> _Task to carry out_: Return the whole listing, line for line, without the pictures in it.

[Entries with figure data]
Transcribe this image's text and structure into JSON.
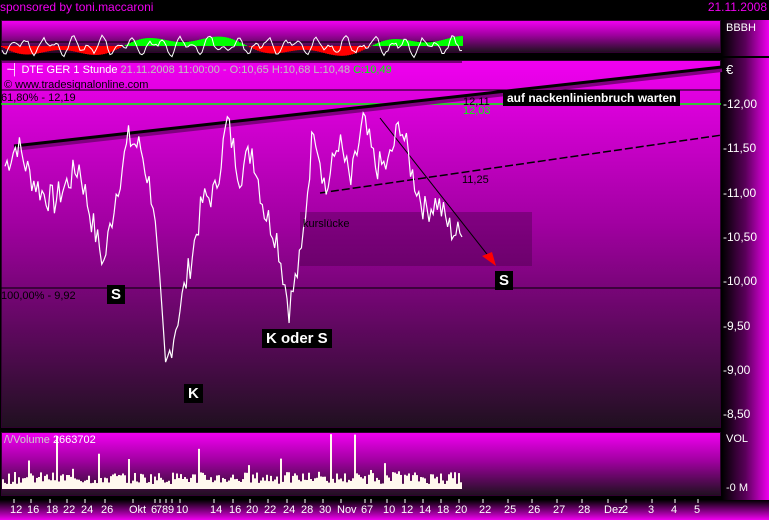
{
  "header": {
    "sponsor": "sponsored by toni.maccaroni",
    "date": "21.11.2008"
  },
  "oscillator": {
    "label": "BBBH"
  },
  "main": {
    "title": "DTE GER 1 Stunde",
    "quote": "21.11.2008 11:00:00 - O:10,65 H:10,68 L:10,48",
    "close": "C:10,49",
    "copyright": "© www.tradesignalonline.com",
    "currency": "€",
    "fib_618": "61,80% - 12,19",
    "fib_100": "100,00% - 9,92",
    "level_1211": "12,11",
    "level_1203": "12,03",
    "level_1125": "11,25",
    "gap_label": "kurslücke",
    "note": "auf nackenlinienbruch warten",
    "marks": {
      "s1": "S",
      "k": "K",
      "ks": "K oder S",
      "s2": "S"
    },
    "yticks": [
      "-12,00",
      "-11,50",
      "-11,00",
      "-10,50",
      "-10,00",
      "-9,50",
      "-9,00",
      "-8,50"
    ]
  },
  "volume": {
    "label": "Volume",
    "value": "2663702",
    "axis_top": "VOL",
    "axis_bottom": "-0 M"
  },
  "xaxis": [
    "12",
    "16",
    "18",
    "22",
    "24",
    "26",
    "Okt",
    "6",
    "7",
    "8",
    "9",
    "10",
    "14",
    "16",
    "20",
    "22",
    "24",
    "28",
    "30",
    "Nov",
    "6",
    "7",
    "10",
    "12",
    "14",
    "18",
    "20",
    "22",
    "25",
    "26",
    "27",
    "28",
    "Dez",
    "2",
    "3",
    "4",
    "5"
  ],
  "colors": {
    "panel_top": "#f000f0",
    "panel_bottom": "#201020",
    "price": "#ffffff",
    "green": "#00ff00",
    "red": "#ff0000"
  },
  "chart_data": {
    "type": "line",
    "title": "DTE GER 1 Stunde",
    "ylim": [
      8.2,
      12.4
    ],
    "yunit": "€",
    "close": [
      11.3,
      11.55,
      11.2,
      11.0,
      10.9,
      11.1,
      11.3,
      10.7,
      10.2,
      11.0,
      11.6,
      11.5,
      10.9,
      9.0,
      9.6,
      10.2,
      10.9,
      11.0,
      11.8,
      11.2,
      11.5,
      10.8,
      10.5,
      9.7,
      10.3,
      11.8,
      11.0,
      11.6,
      11.1,
      11.8,
      11.3,
      11.3,
      11.8,
      11.2,
      10.8,
      10.9,
      10.6,
      10.5
    ]
  }
}
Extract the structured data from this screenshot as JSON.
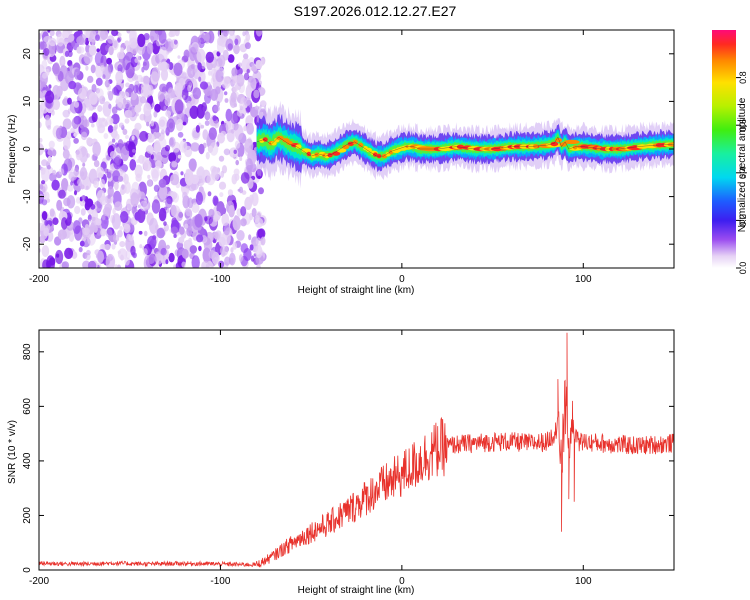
{
  "title": "S197.2026.012.12.27.E27",
  "chart_data": [
    {
      "type": "heatmap",
      "xlabel": "Height of straight line (km)",
      "ylabel": "Frequency (Hz)",
      "xlim": [
        -200,
        150
      ],
      "ylim": [
        -25,
        25
      ],
      "xticks": [
        -200,
        -100,
        0,
        100
      ],
      "yticks": [
        -20,
        -10,
        0,
        10,
        20
      ],
      "noise_region_x": [
        -200,
        -80
      ],
      "signal_region_x": [
        -80,
        150
      ],
      "signal_frequency_track": {
        "x": [
          -80,
          -76,
          -72,
          -68,
          -62,
          -58,
          -54,
          -50,
          -46,
          -42,
          -38,
          -34,
          -30,
          -26,
          -22,
          -18,
          -14,
          -10,
          -6,
          -2,
          2,
          6,
          10,
          20,
          30,
          40,
          50,
          60,
          70,
          80,
          84,
          86,
          88,
          90,
          92,
          96,
          100,
          110,
          120,
          130,
          140,
          150
        ],
        "y": [
          1.5,
          2.0,
          1.0,
          2.5,
          1.0,
          0.5,
          -0.5,
          -1.5,
          -1.0,
          -1.5,
          -1.0,
          0.0,
          1.0,
          1.5,
          0.5,
          -0.5,
          -1.5,
          -1.5,
          -0.5,
          0.0,
          0.5,
          0.5,
          0.0,
          0.0,
          0.5,
          0.0,
          0.0,
          0.5,
          0.5,
          0.8,
          1.2,
          2.5,
          0.5,
          1.5,
          0.0,
          0.5,
          0.5,
          0.0,
          0.0,
          0.5,
          0.8,
          1.0
        ]
      },
      "colorbar": {
        "label": "Normalized spectral amplitude",
        "range": [
          0,
          1
        ],
        "ticks": [
          "0.0",
          "0.2",
          "0.4",
          "0.6",
          "0.8"
        ],
        "tick_values": [
          0,
          0.2,
          0.4,
          0.6,
          0.8
        ]
      }
    },
    {
      "type": "line",
      "xlabel": "Height of straight line (km)",
      "ylabel": "SNR (10 * v/v)",
      "xlim": [
        -200,
        150
      ],
      "ylim": [
        0,
        880
      ],
      "xticks": [
        -200,
        -100,
        0,
        100
      ],
      "yticks": [
        0,
        200,
        400,
        600,
        800
      ],
      "color": "#e8322c",
      "series": [
        {
          "name": "SNR",
          "x": [
            -200,
            -180,
            -160,
            -140,
            -120,
            -100,
            -90,
            -80,
            -75,
            -70,
            -65,
            -60,
            -55,
            -50,
            -45,
            -40,
            -35,
            -30,
            -25,
            -20,
            -15,
            -10,
            -5,
            0,
            5,
            10,
            15,
            20,
            25,
            30,
            40,
            50,
            60,
            70,
            80,
            84,
            86,
            88,
            90,
            92,
            94,
            96,
            98,
            100,
            110,
            120,
            130,
            140,
            150
          ],
          "y": [
            25,
            22,
            25,
            22,
            24,
            22,
            20,
            20,
            35,
            55,
            80,
            100,
            120,
            140,
            155,
            170,
            195,
            215,
            240,
            265,
            290,
            310,
            330,
            350,
            375,
            400,
            425,
            445,
            455,
            460,
            465,
            470,
            470,
            465,
            470,
            500,
            560,
            380,
            640,
            450,
            520,
            480,
            470,
            470,
            465,
            460,
            455,
            460,
            465
          ]
        }
      ],
      "spikes": [
        {
          "x": 88,
          "y": 140
        },
        {
          "x": 86,
          "y": 700
        },
        {
          "x": 91,
          "y": 870
        },
        {
          "x": 92,
          "y": 260
        },
        {
          "x": 95,
          "y": 250
        },
        {
          "x": 94,
          "y": 620
        }
      ]
    }
  ]
}
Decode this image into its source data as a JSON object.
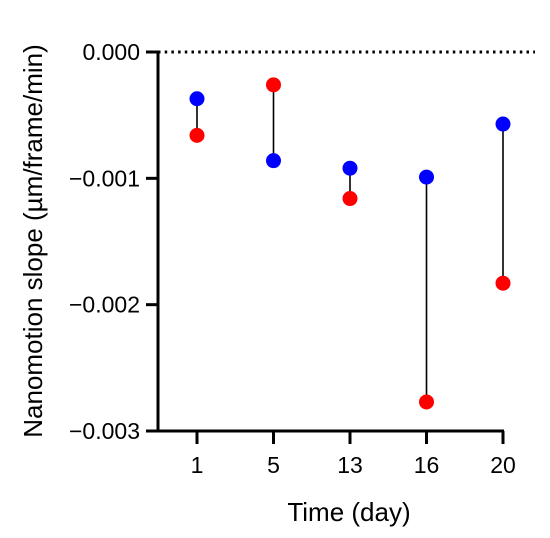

> _The reply_:
Transcribe this image's text and structure into JSON.
{
  "header": {
    "sponsor": "sponsored by toni.maccaroni",
    "date": "21.11.2008"
  },
  "oscillator": {
    "label": "BBBH"
  },
  "main": {
    "title": "DTE GER 1 Stunde",
    "quote": "21.11.2008 11:00:00 - O:10,65 H:10,68 L:10,48",
    "close": "C:10,49",
    "copyright": "© www.tradesignalonline.com",
    "currency": "€",
    "fib_618": "61,80% - 12,19",
    "fib_100": "100,00% - 9,92",
    "level_1211": "12,11",
    "level_1203": "12,03",
    "level_1125": "11,25",
    "gap_label": "kurslücke",
    "note": "auf nackenlinienbruch warten",
    "marks": {
      "s1": "S",
      "k": "K",
      "ks": "K oder S",
      "s2": "S"
    },
    "yticks": [
      "-12,00",
      "-11,50",
      "-11,00",
      "-10,50",
      "-10,00",
      "-9,50",
      "-9,00",
      "-8,50"
    ]
  },
  "volume": {
    "label": "Volume",
    "value": "2663702",
    "axis_top": "VOL",
    "axis_bottom": "-0 M"
  },
  "xaxis": [
    "12",
    "16",
    "18",
    "22",
    "24",
    "26",
    "Okt",
    "6",
    "7",
    "8",
    "9",
    "10",
    "14",
    "16",
    "20",
    "22",
    "24",
    "28",
    "30",
    "Nov",
    "6",
    "7",
    "10",
    "12",
    "14",
    "18",
    "20",
    "22",
    "25",
    "26",
    "27",
    "28",
    "Dez",
    "2",
    "3",
    "4",
    "5"
  ],
  "colors": {
    "panel_top": "#f000f0",
    "panel_bottom": "#201020",
    "price": "#ffffff",
    "green": "#00ff00",
    "red": "#ff0000"
  },
  "chart_data": {
    "type": "line",
    "title": "DTE GER 1 Stunde",
    "ylim": [
      8.2,
      12.4
    ],
    "yunit": "€",
    "close": [
      11.3,
      11.55,
      11.2,
      11.0,
      10.9,
      11.1,
      11.3,
      10.7,
      10.2,
      11.0,
      11.6,
      11.5,
      10.9,
      9.0,
      9.6,
      10.2,
      10.9,
      11.0,
      11.8,
      11.2,
      11.5,
      10.8,
      10.5,
      9.7,
      10.3,
      11.8,
      11.0,
      11.6,
      11.1,
      11.8,
      11.3,
      11.3,
      11.8,
      11.2,
      10.8,
      10.9,
      10.6,
      10.5
    ]
  }
}
Extract the structured data from this screenshot as JSON.
{
  "title": "S197.2026.012.12.27.E27",
  "chart_data": [
    {
      "type": "heatmap",
      "xlabel": "Height of straight line (km)",
      "ylabel": "Frequency (Hz)",
      "xlim": [
        -200,
        150
      ],
      "ylim": [
        -25,
        25
      ],
      "xticks": [
        -200,
        -100,
        0,
        100
      ],
      "yticks": [
        -20,
        -10,
        0,
        10,
        20
      ],
      "noise_region_x": [
        -200,
        -80
      ],
      "signal_region_x": [
        -80,
        150
      ],
      "signal_frequency_track": {
        "x": [
          -80,
          -76,
          -72,
          -68,
          -62,
          -58,
          -54,
          -50,
          -46,
          -42,
          -38,
          -34,
          -30,
          -26,
          -22,
          -18,
          -14,
          -10,
          -6,
          -2,
          2,
          6,
          10,
          20,
          30,
          40,
          50,
          60,
          70,
          80,
          84,
          86,
          88,
          90,
          92,
          96,
          100,
          110,
          120,
          130,
          140,
          150
        ],
        "y": [
          1.5,
          2.0,
          1.0,
          2.5,
          1.0,
          0.5,
          -0.5,
          -1.5,
          -1.0,
          -1.5,
          -1.0,
          0.0,
          1.0,
          1.5,
          0.5,
          -0.5,
          -1.5,
          -1.5,
          -0.5,
          0.0,
          0.5,
          0.5,
          0.0,
          0.0,
          0.5,
          0.0,
          0.0,
          0.5,
          0.5,
          0.8,
          1.2,
          2.5,
          0.5,
          1.5,
          0.0,
          0.5,
          0.5,
          0.0,
          0.0,
          0.5,
          0.8,
          1.0
        ]
      },
      "colorbar": {
        "label": "Normalized spectral amplitude",
        "range": [
          0,
          1
        ],
        "ticks": [
          "0.0",
          "0.2",
          "0.4",
          "0.6",
          "0.8"
        ],
        "tick_values": [
          0,
          0.2,
          0.4,
          0.6,
          0.8
        ]
      }
    },
    {
      "type": "line",
      "xlabel": "Height of straight line (km)",
      "ylabel": "SNR (10 * v/v)",
      "xlim": [
        -200,
        150
      ],
      "ylim": [
        0,
        880
      ],
      "xticks": [
        -200,
        -100,
        0,
        100
      ],
      "yticks": [
        0,
        200,
        400,
        600,
        800
      ],
      "color": "#e8322c",
      "series": [
        {
          "name": "SNR",
          "x": [
            -200,
            -180,
            -160,
            -140,
            -120,
            -100,
            -90,
            -80,
            -75,
            -70,
            -65,
            -60,
            -55,
            -50,
            -45,
            -40,
            -35,
            -30,
            -25,
            -20,
            -15,
            -10,
            -5,
            0,
            5,
            10,
            15,
            20,
            25,
            30,
            40,
            50,
            60,
            70,
            80,
            84,
            86,
            88,
            90,
            92,
            94,
            96,
            98,
            100,
            110,
            120,
            130,
            140,
            150
          ],
          "y": [
            25,
            22,
            25,
            22,
            24,
            22,
            20,
            20,
            35,
            55,
            80,
            100,
            120,
            140,
            155,
            170,
            195,
            215,
            240,
            265,
            290,
            310,
            330,
            350,
            375,
            400,
            425,
            445,
            455,
            460,
            465,
            470,
            470,
            465,
            470,
            500,
            560,
            380,
            640,
            450,
            520,
            480,
            470,
            470,
            465,
            460,
            455,
            460,
            465
          ]
        }
      ],
      "spikes": [
        {
          "x": 88,
          "y": 140
        },
        {
          "x": 86,
          "y": 700
        },
        {
          "x": 91,
          "y": 870
        },
        {
          "x": 92,
          "y": 260
        },
        {
          "x": 95,
          "y": 250
        },
        {
          "x": 94,
          "y": 620
        }
      ]
    }
  ]
}
Decode this image into its source data as a JSON object.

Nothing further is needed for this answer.